▸ **Document passage**:
- - -

ACL: Standard

by Cyrus Lok on Friday, December 18, 2009 at 1:35pm

ACL when applied to the wrong interface or to the correct interface but wrong direction is disastrous.

If applied to the wrong interface, or I should not say it’s wrong… Applying ACL to the appropriate interface will cause traffic to be filtered too much.

ACL has lots of application, it is used in conjunction with NAT and filtering for undesirable traffic from the outside or block traffic from the inside to the outside of the router. (probably that is why router is also know as the gateway, this access list is similar to gate keeper with a whitelist)

Recommendations for applying access-list (not a strict rule) are:
1. For standard access list, apply this closer to the destination.
2. For extended access list, apply this closer to the source.

Standard access list: Router screens the source address only.
Extended access list: Router screens the source and destination address, type of protocols, source and destination ports.

Note: At the end of the access list there is an implicit deny if you do not have a permit statement at the end of your list all other traffic that’s not define in the list will be denied.

Application for standard access list example:

Scenario 1a:
I want to grant only a host from ITD to telnet to my router, and deny other hosts from telneting my router.

3 vlans:
vlan 10: subnet 192.168.0.0/28, ITD
vlan 20: subnet 192.168.0.16/28, Sales
vlan 30: subnet 192.168.0.32/28, HQ

Router-on-a-stick is used for vlan-vlan routing.

I want to grant 192.168.0.1 to telnet to the router only and denies the rest.

in global configuration mode:
R1(config)#access-list 10 permit 192.168.0.1 0.0.0.0.0 <cr> or
R1(config)#access-list 10 permit host 192.168.0.1 <cr>

in line virtual terminal line 0 to 4 apply the access list:
R1(config-line)#access-class 10 in

Your access list is applied, so only 192.168.0.1 will be allowed inside (telnet)

Scenario 1b:

I want all ITD users to be allowed to telnet to the router so that they can troubleshoot network issues, but deny other hosts from accessing my router via telnet.

VLAN10 is using /28 subnet prefix, hence it is this 255.255.255.240, block size is 16, maximum host in this subnet is 16 -2 = 14 hosts.

- - -

▸ **Dataset extract**:
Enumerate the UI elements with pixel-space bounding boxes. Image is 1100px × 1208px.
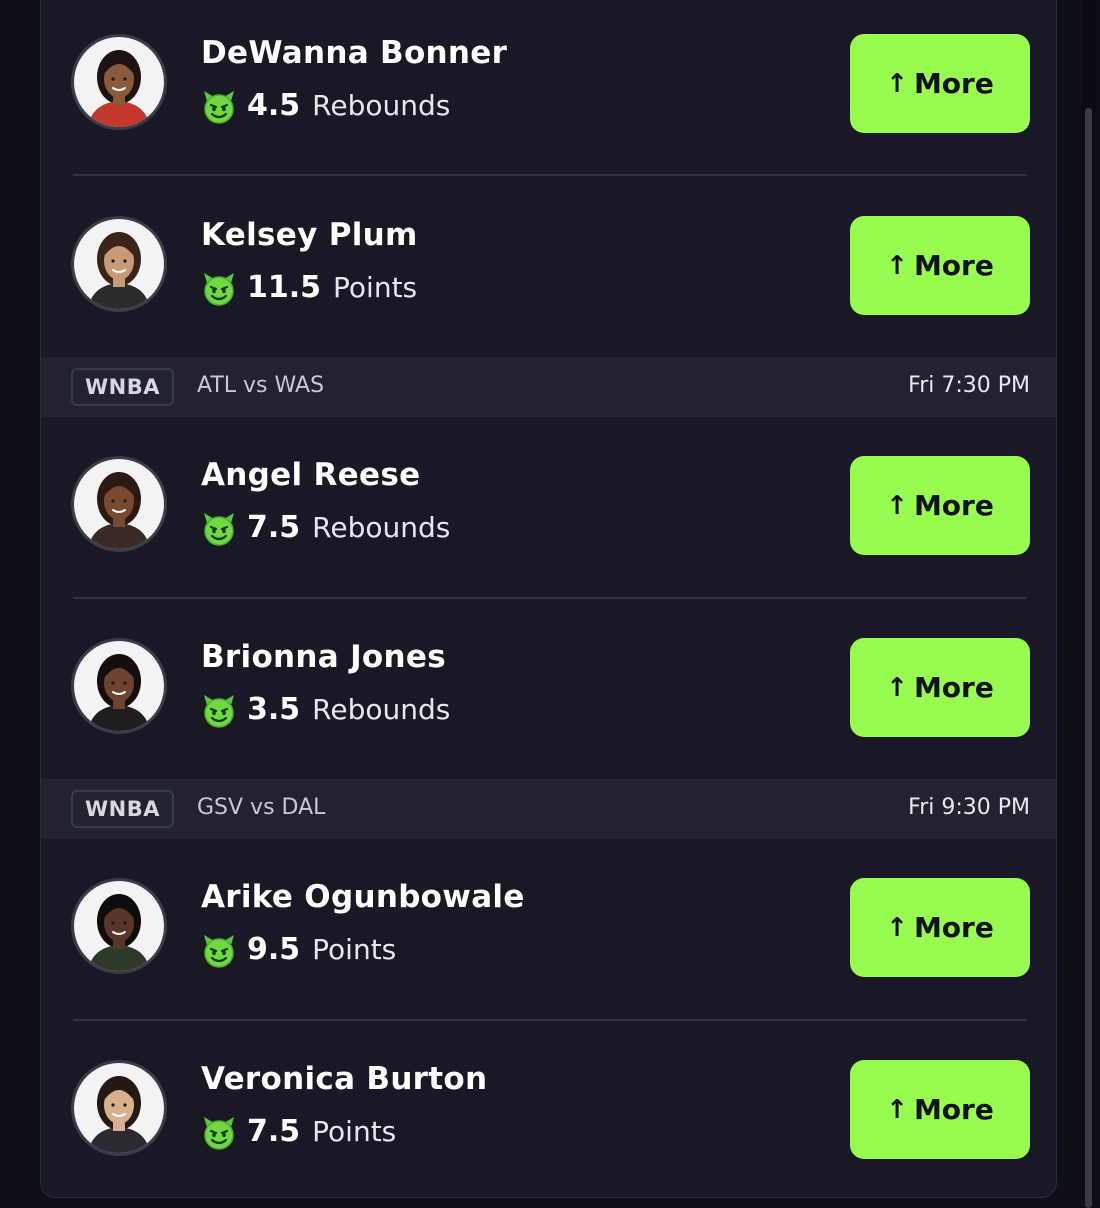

- - -

▸ **Exercises**:
(A) Answer these questions about the ACL post:
(i) Where does the ACL post recommend applying a standard access list?
(ii) Which subnet and department are assigned to vlan 20?
(iii) What maximum number of hosts does the ACL post give for the VLAN10 subnet?
(B) Carry on the ACL post from its final sentence.

▸ **Task-by-task outputs**:
(A)
(i) Closer to the destination.
(ii) Subnet 192.168.0.16/28, Sales.
(iii) 14 hosts.

(B)
R1(config)#access-list 10 permit 192.168.0.0 0.0.0.15 <cr>
R1(config)#line vty 0 4 <cr>
R1(config-line)#access-class 10 in <cr>

0.0.0.15 is the wild card mask. 0 means I care the number don’t touch it! 255 means I don’t care, any number will do. How I get 15? ITD has 14 hosts max and I only want ITD hosts to access router via telnet and deny other hosts, if I use 0.0.0.255, wow… then other ip addresses that start with 192.168.0.x will be allowed to telnet!
So if you want to define a specific range using wild card mask always subtract 1 from the block size.
Wild card mask is also used for ospf (mandatory) and eigrp (optional, but it is always good to advertise specific networks) configuration.

Scenario 2:

I want everyone to access the internet except for 192.168.0.30. My ISP only gave me one public ip address 12.1.1.10/27 (255.255.255.224)

3 vlans:
vlan 10: subnet 192.168.0.0/28, ITD
vlan 20: subnet 192.168.0.16/28, Sales
vlan 30: subnet 192.168.0.32/28, HQ

Router-on-a-stick is used for vlan-vlan routing.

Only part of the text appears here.